# Material for the task start

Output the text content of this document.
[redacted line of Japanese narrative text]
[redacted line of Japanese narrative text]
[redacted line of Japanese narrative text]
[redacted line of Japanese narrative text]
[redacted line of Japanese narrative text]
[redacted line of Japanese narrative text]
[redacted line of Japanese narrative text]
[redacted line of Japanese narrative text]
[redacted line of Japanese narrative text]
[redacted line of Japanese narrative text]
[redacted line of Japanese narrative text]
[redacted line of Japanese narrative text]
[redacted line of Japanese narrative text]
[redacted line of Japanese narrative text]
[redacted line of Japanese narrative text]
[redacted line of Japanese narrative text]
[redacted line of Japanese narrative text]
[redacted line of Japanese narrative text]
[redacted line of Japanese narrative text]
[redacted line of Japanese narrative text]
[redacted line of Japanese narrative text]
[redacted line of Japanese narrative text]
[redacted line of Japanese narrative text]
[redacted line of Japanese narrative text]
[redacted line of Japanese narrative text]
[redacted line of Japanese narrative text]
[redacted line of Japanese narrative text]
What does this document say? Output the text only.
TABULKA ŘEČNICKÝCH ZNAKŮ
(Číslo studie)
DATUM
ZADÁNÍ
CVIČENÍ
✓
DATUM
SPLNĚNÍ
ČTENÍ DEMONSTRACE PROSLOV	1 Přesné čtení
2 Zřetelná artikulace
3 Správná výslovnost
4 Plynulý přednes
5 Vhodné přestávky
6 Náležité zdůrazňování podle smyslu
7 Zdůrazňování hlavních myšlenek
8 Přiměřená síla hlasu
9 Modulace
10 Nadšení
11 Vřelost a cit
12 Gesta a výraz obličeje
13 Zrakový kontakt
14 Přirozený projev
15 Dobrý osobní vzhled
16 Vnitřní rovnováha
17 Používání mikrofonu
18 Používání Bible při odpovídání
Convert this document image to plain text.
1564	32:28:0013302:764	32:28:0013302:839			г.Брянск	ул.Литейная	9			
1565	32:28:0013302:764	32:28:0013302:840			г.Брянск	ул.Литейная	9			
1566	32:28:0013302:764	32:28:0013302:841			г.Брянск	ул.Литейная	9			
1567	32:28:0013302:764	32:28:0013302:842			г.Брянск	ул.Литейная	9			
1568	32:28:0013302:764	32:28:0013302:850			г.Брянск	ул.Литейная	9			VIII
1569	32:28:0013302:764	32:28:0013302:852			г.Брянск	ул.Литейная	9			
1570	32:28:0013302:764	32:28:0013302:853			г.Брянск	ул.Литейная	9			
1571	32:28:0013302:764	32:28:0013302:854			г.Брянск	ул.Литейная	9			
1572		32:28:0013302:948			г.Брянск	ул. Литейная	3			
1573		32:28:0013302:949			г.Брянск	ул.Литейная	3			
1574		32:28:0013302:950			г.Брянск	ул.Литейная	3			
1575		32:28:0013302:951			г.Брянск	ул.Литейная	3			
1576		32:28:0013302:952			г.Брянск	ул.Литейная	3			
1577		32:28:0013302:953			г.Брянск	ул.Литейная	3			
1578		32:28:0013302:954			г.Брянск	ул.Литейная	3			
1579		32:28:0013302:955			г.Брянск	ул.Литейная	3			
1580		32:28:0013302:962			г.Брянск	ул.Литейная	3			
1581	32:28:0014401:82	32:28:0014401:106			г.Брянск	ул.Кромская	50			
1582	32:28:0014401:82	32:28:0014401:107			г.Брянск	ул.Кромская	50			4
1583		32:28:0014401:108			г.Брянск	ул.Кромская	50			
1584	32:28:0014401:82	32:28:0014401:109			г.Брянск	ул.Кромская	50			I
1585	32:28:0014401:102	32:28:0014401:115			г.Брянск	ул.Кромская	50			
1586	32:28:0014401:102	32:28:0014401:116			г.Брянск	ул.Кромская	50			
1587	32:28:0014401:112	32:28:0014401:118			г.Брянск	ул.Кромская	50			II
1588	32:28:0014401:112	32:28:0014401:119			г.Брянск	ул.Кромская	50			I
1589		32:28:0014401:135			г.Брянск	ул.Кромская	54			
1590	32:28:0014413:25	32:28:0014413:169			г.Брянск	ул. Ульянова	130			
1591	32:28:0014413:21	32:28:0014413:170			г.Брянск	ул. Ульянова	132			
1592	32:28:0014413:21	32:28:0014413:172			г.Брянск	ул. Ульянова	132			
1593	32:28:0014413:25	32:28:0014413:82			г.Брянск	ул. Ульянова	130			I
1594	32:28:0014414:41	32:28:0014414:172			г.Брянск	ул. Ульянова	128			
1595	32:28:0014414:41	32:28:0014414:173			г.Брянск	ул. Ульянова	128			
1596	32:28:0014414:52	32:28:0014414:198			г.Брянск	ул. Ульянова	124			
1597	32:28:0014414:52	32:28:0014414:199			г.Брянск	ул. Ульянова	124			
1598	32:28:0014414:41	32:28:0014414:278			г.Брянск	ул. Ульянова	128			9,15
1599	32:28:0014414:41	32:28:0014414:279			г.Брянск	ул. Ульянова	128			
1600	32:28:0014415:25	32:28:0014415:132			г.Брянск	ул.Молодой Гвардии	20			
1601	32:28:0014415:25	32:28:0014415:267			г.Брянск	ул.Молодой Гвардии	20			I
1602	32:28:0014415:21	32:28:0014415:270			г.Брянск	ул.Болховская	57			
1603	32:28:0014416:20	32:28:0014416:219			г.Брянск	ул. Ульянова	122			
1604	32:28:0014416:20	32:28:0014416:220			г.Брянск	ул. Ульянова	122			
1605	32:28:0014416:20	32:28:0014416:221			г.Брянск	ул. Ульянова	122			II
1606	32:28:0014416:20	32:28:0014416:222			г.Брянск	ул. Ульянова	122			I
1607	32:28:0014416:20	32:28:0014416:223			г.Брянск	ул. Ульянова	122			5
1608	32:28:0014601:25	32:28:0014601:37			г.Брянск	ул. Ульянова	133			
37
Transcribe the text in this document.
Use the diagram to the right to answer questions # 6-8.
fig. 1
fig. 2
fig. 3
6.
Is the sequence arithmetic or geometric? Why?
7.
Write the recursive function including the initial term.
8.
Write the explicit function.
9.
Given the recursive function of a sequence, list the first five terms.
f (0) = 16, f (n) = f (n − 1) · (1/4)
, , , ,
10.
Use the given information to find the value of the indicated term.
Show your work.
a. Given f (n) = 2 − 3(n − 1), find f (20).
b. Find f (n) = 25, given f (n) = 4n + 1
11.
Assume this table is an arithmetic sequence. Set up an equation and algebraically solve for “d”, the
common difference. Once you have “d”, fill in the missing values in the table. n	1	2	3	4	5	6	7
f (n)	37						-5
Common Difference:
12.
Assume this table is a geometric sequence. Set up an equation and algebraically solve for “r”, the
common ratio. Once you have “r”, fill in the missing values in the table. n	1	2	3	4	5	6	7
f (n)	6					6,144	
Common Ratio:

# Material for the task end

| What is required |
Each line of the material above either contains the word "arithmetic" or does not; state how many do, and nothing else.

| Reply |
2